* Start *

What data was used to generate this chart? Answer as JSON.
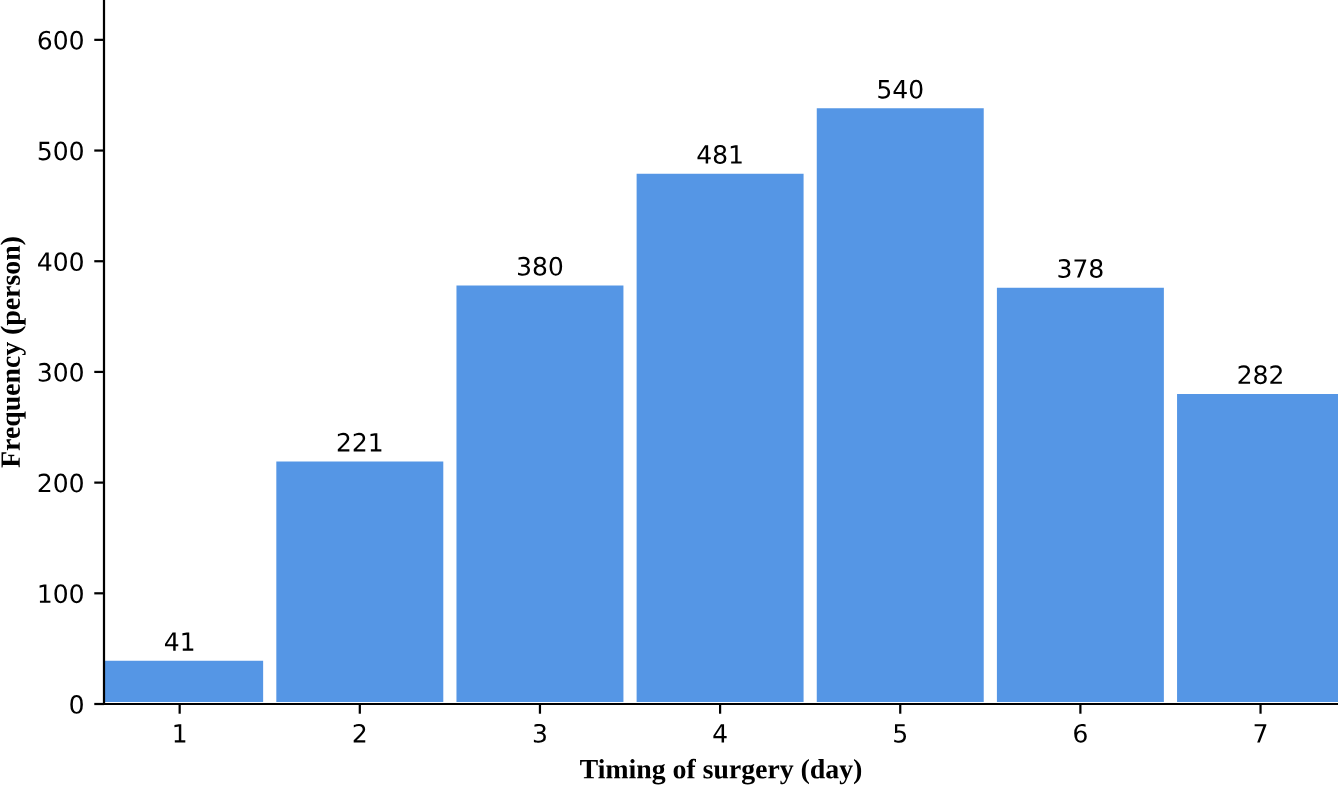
{
  "chart_data": {
    "type": "bar",
    "xlabel": "Timing of surgery (day)",
    "ylabel": "Frequency (person)",
    "categories": [
      "1",
      "2",
      "3",
      "4",
      "5",
      "6",
      "7"
    ],
    "values": [
      41,
      221,
      380,
      481,
      540,
      378,
      282
    ],
    "color": "#5596e5",
    "ylim": [
      0,
      636
    ],
    "yticks": [
      0,
      100,
      200,
      300,
      400,
      500,
      600
    ],
    "data_labels": true,
    "grid": false,
    "legend": false
  }
}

* End *

Reproduce the material above in full and without alteration, but skip all pictures.

Answer for the task:
What data was used to generate this chart? Answer as JSON.
{
  "chart_data": {
    "type": "bar",
    "xlabel": "Timing of surgery (day)",
    "ylabel": "Frequency (person)",
    "categories": [
      "1",
      "2",
      "3",
      "4",
      "5",
      "6",
      "7"
    ],
    "values": [
      41,
      221,
      380,
      481,
      540,
      378,
      282
    ],
    "color": "#5596e5",
    "ylim": [
      0,
      636
    ],
    "yticks": [
      0,
      100,
      200,
      300,
      400,
      500,
      600
    ],
    "data_labels": true,
    "grid": false,
    "legend": false
  }
}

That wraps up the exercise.